• _Problem to solve_: State how many lines in the listing below include the word "Conversion". Give nothing but the number.

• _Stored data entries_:
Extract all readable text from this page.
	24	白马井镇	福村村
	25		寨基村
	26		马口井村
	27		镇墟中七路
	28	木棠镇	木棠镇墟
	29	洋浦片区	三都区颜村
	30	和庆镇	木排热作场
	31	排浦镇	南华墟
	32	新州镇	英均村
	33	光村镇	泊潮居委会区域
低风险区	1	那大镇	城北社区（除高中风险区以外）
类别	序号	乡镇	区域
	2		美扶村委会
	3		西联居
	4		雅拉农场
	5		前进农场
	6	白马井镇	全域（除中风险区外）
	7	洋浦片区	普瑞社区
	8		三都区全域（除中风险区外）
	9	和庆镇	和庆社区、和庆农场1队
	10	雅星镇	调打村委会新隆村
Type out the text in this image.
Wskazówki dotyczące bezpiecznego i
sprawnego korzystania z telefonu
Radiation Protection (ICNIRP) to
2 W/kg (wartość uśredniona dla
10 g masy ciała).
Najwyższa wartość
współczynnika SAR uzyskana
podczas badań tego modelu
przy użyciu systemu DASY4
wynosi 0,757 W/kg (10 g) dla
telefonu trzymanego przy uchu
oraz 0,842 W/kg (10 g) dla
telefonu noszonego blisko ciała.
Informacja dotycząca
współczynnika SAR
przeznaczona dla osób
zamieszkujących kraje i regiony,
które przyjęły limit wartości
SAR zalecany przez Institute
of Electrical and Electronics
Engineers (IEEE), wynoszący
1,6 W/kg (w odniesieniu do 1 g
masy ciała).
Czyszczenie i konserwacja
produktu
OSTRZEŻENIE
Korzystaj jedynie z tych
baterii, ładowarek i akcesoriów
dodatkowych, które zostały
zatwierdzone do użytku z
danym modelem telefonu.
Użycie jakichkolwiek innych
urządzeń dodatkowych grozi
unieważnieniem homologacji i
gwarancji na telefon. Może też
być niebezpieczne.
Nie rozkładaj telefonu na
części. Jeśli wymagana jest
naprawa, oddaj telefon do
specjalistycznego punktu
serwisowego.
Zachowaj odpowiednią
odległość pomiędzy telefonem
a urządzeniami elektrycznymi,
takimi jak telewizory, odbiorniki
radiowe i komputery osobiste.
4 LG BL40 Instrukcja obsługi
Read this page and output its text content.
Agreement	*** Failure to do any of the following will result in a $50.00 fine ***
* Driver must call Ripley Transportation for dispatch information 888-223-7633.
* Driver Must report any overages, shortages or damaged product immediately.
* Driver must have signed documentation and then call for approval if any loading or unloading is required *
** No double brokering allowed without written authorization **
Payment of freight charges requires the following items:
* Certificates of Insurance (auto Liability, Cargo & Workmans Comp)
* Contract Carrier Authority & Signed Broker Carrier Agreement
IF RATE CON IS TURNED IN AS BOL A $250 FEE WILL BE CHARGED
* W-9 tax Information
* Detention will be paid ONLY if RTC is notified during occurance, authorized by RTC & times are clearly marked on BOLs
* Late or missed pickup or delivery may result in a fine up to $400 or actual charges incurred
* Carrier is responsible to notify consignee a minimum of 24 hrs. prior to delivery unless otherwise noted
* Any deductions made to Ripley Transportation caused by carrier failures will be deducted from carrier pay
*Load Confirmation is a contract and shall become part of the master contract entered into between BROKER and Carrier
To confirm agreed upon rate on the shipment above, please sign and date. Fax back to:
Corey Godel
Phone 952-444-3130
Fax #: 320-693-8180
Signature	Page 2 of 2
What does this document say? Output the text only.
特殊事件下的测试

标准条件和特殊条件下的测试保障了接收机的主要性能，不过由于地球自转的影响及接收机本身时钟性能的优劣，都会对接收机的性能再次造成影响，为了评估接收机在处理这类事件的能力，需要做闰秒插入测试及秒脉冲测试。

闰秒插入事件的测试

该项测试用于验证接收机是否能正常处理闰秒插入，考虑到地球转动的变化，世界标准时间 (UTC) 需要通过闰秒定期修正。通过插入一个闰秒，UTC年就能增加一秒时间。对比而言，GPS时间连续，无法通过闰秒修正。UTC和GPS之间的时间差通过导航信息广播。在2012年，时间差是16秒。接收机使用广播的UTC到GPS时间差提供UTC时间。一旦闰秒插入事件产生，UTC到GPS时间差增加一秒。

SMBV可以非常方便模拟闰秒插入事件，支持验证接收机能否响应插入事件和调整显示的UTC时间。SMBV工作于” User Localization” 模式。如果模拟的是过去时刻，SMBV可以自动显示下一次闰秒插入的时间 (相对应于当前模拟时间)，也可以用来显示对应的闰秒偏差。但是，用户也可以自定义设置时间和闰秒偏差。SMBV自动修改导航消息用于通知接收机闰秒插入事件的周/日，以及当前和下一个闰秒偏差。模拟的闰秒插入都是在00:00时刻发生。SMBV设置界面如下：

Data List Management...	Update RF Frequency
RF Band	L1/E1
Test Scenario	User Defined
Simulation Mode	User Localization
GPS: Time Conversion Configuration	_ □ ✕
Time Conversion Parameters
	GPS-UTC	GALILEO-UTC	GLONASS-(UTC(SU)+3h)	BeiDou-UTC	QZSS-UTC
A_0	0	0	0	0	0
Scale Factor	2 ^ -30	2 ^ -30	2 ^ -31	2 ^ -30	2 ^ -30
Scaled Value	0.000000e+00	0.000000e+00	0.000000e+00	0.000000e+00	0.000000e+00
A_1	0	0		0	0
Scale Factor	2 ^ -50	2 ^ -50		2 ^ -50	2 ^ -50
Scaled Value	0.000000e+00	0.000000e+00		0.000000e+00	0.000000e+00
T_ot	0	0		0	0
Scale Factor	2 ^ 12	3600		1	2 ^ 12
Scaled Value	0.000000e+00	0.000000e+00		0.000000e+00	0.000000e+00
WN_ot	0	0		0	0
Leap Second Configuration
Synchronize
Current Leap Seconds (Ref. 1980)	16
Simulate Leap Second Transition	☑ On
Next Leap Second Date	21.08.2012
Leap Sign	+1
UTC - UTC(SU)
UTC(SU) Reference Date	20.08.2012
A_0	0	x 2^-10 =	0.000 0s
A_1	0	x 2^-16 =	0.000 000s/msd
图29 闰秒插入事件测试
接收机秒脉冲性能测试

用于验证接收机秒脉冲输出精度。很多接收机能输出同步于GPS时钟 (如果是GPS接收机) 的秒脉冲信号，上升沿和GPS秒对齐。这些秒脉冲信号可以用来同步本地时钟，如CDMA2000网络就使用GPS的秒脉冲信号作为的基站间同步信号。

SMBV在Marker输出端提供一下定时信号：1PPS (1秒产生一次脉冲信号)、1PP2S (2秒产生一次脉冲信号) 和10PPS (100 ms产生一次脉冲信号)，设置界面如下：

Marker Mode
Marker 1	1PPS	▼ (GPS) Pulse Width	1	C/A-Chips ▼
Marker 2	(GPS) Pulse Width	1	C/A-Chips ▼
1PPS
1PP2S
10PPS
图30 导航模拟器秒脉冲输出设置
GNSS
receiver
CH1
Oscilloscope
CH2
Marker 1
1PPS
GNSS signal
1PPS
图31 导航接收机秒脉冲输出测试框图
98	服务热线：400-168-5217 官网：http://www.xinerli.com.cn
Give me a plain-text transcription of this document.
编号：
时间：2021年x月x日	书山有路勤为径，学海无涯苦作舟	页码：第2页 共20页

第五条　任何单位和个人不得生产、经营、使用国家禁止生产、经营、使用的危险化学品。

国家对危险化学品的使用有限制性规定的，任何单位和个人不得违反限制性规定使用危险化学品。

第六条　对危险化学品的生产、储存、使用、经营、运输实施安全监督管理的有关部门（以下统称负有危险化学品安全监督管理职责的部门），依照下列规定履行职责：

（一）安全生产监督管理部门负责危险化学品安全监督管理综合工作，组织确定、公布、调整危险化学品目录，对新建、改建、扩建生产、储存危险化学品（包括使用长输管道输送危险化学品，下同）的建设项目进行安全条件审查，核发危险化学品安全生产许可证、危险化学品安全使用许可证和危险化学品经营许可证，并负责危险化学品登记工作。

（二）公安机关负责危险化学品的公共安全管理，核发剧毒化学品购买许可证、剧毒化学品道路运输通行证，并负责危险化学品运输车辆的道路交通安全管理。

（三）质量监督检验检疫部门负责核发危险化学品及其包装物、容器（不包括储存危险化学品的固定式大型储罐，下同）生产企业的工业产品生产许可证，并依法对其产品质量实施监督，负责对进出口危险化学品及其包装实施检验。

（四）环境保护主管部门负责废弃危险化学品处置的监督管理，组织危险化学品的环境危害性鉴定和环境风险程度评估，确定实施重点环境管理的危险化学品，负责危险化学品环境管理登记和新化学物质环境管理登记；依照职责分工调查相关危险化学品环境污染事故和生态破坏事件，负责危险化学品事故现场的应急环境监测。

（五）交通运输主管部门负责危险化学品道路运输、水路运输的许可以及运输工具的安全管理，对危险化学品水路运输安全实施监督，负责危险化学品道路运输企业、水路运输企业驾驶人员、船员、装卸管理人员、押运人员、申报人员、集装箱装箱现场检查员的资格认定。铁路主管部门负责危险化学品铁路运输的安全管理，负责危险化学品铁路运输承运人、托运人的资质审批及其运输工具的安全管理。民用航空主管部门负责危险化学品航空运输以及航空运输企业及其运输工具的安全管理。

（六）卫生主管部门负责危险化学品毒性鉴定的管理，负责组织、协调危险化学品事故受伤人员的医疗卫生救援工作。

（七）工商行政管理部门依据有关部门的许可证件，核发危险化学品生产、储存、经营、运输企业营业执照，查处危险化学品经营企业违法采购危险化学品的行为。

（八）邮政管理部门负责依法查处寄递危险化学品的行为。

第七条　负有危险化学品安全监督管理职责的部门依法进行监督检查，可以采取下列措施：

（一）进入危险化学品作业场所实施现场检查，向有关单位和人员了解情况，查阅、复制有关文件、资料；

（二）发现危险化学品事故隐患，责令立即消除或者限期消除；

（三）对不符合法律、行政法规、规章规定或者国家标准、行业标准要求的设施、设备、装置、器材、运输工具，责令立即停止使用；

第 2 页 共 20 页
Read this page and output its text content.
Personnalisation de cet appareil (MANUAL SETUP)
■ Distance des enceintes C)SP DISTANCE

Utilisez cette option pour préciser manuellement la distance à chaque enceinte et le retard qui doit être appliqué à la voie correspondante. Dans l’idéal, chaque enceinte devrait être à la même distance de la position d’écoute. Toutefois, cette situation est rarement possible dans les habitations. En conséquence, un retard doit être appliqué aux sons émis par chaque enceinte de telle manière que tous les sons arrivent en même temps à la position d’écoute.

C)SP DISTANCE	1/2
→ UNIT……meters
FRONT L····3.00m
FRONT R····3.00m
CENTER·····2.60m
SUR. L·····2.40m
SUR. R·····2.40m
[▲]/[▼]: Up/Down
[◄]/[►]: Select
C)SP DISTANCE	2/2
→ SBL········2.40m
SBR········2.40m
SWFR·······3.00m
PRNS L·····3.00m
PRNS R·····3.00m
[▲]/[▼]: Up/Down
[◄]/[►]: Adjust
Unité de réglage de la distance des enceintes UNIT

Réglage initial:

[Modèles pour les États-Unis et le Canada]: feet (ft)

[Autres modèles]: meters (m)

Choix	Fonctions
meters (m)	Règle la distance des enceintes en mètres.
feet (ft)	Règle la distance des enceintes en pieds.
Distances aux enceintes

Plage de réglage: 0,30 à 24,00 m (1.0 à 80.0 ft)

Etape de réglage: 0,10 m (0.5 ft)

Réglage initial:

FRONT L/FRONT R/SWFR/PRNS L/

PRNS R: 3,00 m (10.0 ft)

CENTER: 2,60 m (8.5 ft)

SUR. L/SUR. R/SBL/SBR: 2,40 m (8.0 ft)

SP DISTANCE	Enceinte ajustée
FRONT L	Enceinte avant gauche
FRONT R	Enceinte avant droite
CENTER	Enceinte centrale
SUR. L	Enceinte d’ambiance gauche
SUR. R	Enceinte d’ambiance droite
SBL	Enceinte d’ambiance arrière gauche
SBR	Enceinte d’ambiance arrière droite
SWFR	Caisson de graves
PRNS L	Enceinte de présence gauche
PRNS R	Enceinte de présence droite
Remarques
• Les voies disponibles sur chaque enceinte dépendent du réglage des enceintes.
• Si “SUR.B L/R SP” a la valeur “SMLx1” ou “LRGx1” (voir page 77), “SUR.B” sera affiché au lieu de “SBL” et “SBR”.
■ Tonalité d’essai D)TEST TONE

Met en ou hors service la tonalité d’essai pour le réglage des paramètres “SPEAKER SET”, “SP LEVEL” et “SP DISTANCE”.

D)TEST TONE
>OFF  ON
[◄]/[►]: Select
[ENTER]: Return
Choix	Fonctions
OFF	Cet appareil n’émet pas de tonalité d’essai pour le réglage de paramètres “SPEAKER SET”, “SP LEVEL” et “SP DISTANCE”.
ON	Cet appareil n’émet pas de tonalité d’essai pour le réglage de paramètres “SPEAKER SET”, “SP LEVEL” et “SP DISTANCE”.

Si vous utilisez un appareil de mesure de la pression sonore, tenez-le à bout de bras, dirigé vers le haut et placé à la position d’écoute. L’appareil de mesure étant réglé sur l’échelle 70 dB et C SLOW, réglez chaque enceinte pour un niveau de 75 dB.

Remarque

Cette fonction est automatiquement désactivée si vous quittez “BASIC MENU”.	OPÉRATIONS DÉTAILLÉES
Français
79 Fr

• _Expected answer_: 2